REQUIRED WORK –
Retype exactly the stretch of lines that begins at the line containing "Type out the text in this image." and ends at the last line of the data, with no other lines.

(Dataset entries)
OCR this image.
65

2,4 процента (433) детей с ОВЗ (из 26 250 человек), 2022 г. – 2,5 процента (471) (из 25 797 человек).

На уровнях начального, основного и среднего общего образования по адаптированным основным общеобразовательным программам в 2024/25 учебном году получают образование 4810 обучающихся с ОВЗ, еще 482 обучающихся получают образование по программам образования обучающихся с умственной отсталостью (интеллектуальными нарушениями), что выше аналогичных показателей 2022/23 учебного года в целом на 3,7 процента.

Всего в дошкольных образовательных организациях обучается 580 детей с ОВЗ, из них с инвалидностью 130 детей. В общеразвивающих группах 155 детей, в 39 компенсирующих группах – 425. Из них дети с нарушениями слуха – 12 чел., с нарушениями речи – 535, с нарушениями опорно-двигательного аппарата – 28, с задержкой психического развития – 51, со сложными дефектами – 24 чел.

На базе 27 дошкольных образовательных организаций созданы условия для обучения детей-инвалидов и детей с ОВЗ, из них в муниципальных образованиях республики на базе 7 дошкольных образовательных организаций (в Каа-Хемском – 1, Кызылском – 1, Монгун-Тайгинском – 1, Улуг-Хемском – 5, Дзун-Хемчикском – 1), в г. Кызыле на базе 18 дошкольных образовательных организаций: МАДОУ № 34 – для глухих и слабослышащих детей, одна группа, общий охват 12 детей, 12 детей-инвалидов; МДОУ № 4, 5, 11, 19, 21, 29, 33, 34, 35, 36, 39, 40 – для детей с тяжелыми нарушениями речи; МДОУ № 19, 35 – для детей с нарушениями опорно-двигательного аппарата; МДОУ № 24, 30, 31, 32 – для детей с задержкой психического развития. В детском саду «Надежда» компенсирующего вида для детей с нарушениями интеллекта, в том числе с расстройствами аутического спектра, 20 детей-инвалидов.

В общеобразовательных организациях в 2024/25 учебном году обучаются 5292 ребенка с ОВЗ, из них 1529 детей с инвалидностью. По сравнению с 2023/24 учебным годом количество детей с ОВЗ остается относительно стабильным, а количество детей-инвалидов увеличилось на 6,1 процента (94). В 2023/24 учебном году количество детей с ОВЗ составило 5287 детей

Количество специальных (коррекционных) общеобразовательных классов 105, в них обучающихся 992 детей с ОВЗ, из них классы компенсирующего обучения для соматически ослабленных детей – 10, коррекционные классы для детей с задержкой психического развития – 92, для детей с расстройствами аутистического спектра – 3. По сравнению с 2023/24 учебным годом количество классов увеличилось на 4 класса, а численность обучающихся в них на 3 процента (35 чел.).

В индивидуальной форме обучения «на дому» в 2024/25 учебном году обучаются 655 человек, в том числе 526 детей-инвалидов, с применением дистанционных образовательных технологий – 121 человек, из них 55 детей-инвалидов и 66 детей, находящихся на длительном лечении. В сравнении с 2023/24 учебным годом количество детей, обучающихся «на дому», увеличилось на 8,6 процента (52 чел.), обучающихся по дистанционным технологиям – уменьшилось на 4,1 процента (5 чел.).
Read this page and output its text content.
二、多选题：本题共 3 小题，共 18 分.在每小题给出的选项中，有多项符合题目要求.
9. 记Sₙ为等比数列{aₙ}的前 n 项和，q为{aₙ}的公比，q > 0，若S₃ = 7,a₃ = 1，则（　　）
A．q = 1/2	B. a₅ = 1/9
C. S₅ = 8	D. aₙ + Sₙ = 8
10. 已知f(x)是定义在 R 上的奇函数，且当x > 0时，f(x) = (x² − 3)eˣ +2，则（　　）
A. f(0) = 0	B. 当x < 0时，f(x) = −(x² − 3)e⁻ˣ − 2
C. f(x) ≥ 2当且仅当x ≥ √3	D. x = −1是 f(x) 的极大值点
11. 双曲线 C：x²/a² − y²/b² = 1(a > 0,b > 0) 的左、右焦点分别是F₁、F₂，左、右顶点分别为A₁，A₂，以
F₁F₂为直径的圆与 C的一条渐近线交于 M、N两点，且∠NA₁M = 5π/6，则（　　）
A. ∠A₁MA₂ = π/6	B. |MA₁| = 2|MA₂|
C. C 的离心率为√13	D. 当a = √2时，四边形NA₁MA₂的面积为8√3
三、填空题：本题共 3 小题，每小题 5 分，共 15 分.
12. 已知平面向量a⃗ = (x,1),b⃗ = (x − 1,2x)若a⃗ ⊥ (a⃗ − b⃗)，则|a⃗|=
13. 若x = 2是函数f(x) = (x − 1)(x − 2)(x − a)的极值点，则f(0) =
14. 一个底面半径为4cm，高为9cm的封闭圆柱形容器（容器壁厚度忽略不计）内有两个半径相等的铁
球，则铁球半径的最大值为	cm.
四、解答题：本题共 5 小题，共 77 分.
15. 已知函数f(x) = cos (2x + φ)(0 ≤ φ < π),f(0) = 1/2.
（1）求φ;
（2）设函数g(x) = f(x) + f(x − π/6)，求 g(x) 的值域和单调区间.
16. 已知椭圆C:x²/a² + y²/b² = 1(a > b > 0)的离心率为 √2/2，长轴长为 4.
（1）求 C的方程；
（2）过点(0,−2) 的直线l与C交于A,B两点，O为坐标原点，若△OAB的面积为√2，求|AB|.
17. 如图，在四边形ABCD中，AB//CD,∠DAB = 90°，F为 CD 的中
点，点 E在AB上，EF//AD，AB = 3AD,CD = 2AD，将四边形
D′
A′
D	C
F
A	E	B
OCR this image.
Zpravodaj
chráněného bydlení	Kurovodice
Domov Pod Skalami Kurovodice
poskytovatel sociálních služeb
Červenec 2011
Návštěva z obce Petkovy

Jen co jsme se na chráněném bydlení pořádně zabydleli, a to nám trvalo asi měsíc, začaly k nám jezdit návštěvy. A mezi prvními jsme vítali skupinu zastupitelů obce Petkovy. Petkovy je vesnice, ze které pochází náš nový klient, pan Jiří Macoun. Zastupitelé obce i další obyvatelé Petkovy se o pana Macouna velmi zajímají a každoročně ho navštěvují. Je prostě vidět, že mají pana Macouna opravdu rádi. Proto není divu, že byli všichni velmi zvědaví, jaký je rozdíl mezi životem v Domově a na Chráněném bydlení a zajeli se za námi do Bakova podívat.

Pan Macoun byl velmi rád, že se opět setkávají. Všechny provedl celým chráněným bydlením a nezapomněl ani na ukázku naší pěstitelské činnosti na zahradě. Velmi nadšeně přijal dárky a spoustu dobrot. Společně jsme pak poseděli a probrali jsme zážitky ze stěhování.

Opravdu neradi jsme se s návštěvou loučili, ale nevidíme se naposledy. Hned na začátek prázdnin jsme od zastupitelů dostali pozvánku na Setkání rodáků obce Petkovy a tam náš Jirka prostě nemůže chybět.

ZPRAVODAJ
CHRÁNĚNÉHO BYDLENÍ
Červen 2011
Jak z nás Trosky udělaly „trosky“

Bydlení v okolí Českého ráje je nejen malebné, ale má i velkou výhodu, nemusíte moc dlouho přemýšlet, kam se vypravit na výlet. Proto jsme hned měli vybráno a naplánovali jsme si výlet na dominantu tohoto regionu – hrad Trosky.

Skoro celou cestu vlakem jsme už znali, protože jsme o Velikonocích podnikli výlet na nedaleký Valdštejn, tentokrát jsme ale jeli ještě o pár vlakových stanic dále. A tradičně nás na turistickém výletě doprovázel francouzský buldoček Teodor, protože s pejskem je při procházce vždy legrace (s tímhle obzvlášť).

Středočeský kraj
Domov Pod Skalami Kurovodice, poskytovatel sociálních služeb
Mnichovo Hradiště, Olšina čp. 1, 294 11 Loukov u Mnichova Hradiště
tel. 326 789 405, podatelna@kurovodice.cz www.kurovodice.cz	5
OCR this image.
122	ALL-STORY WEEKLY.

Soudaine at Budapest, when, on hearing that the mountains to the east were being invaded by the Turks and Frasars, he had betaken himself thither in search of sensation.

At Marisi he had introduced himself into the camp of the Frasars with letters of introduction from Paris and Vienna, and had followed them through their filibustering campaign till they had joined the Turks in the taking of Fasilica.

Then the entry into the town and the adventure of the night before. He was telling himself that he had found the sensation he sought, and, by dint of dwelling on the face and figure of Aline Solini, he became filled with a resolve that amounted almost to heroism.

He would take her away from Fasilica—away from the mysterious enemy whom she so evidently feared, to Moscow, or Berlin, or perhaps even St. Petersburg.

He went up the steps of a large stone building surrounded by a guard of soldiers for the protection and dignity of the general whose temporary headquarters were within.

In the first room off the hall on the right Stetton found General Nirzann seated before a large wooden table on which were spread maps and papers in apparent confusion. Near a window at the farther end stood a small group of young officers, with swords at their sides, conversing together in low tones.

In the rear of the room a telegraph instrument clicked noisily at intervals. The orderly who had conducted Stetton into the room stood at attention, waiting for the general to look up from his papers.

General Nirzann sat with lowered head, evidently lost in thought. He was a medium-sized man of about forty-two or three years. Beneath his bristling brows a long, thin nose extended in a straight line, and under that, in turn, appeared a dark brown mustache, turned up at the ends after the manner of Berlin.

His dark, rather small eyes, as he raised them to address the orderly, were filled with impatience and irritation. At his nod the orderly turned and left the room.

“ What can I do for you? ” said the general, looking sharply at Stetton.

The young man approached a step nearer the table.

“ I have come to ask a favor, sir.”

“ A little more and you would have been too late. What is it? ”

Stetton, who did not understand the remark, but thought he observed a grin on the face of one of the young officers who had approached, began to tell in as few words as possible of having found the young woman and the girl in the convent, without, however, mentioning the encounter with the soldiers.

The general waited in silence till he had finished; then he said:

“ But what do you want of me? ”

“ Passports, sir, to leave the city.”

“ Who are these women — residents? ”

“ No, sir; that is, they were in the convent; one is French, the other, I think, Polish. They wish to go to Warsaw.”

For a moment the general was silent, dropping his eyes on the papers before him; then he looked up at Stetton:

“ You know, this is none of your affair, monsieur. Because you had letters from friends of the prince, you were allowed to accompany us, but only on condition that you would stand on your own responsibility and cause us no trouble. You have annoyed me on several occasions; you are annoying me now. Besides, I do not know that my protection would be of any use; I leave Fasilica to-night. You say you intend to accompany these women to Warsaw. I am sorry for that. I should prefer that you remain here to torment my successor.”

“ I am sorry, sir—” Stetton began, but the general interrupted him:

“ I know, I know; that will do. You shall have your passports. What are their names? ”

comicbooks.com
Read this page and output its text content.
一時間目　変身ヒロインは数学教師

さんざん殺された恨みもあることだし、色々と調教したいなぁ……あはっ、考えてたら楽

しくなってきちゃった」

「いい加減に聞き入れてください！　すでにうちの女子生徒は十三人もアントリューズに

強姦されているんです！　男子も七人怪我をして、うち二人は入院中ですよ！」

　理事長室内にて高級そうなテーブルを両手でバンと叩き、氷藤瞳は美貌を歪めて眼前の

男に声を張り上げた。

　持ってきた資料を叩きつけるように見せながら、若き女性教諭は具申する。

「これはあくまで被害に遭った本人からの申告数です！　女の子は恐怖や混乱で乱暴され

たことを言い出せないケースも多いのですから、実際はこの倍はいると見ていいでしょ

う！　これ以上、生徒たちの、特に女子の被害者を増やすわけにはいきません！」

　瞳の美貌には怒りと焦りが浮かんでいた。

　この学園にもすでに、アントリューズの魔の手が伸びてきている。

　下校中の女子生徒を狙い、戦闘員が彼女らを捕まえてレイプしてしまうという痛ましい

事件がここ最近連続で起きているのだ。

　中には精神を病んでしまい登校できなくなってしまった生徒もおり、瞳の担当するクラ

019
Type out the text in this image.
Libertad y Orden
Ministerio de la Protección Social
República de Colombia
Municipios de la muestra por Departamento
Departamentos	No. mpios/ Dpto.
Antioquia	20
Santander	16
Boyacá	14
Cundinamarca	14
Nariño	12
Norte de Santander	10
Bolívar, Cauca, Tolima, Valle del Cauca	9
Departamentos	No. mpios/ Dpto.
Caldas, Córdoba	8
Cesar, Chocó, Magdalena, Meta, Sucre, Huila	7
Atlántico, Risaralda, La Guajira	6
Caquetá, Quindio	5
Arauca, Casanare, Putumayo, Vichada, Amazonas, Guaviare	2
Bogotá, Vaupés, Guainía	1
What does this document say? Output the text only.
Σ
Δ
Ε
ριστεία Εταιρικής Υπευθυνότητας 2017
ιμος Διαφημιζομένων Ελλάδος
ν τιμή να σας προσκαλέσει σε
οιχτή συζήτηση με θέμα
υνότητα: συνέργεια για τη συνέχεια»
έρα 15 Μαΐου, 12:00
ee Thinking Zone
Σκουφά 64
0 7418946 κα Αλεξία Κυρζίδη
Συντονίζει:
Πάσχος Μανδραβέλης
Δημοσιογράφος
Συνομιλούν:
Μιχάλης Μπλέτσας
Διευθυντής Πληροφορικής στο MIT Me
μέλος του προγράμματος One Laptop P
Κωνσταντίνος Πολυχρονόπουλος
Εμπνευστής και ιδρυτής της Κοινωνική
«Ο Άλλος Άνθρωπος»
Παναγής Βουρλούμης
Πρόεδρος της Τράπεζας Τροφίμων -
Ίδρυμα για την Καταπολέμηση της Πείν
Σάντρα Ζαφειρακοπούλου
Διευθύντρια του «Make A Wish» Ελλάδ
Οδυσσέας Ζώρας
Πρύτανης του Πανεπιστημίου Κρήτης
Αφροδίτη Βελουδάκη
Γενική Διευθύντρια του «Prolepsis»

WRITTEN RESPONSE –
Type out the text in this image.
Libertad y Orden
Ministerio de la Protección Social
República de Colombia
Municipios de la muestra por Departamento
Departamentos	No. mpios/ Dpto.
Antioquia	20
Santander	16
Boyacá	14
Cundinamarca	14
Nariño	12
Norte de Santander	10
Bolívar, Cauca, Tolima, Valle del Cauca	9
Departamentos	No. mpios/ Dpto.
Caldas, Córdoba	8
Cesar, Chocó, Magdalena, Meta, Sucre, Huila	7
Atlántico, Risaralda, La Guajira	6
Caquetá, Quindio	5
Arauca, Casanare, Putumayo, Vichada, Amazonas, Guaviare	2
Bogotá, Vaupés, Guainía	1
What does this document say? Output the text only.
Σ
Δ
Ε
ριστεία Εταιρικής Υπευθυνότητας 2017
ιμος Διαφημιζομένων Ελλάδος
ν τιμή να σας προσκαλέσει σε
οιχτή συζήτηση με θέμα
υνότητα: συνέργεια για τη συνέχεια»
έρα 15 Μαΐου, 12:00
ee Thinking Zone
Σκουφά 64
0 7418946 κα Αλεξία Κυρζίδη
Συντονίζει:
Πάσχος Μανδραβέλης
Δημοσιογράφος
Συνομιλούν:
Μιχάλης Μπλέτσας
Διευθυντής Πληροφορικής στο MIT Me
μέλος του προγράμματος One Laptop P
Κωνσταντίνος Πολυχρονόπουλος
Εμπνευστής και ιδρυτής της Κοινωνική
«Ο Άλλος Άνθρωπος»
Παναγής Βουρλούμης
Πρόεδρος της Τράπεζας Τροφίμων -
Ίδρυμα για την Καταπολέμηση της Πείν
Σάντρα Ζαφειρακοπούλου
Διευθύντρια του «Make A Wish» Ελλάδ
Οδυσσέας Ζώρας
Πρύτανης του Πανεπιστημίου Κρήτης
Αφροδίτη Βελουδάκη
Γενική Διευθύντρια του «Prolepsis»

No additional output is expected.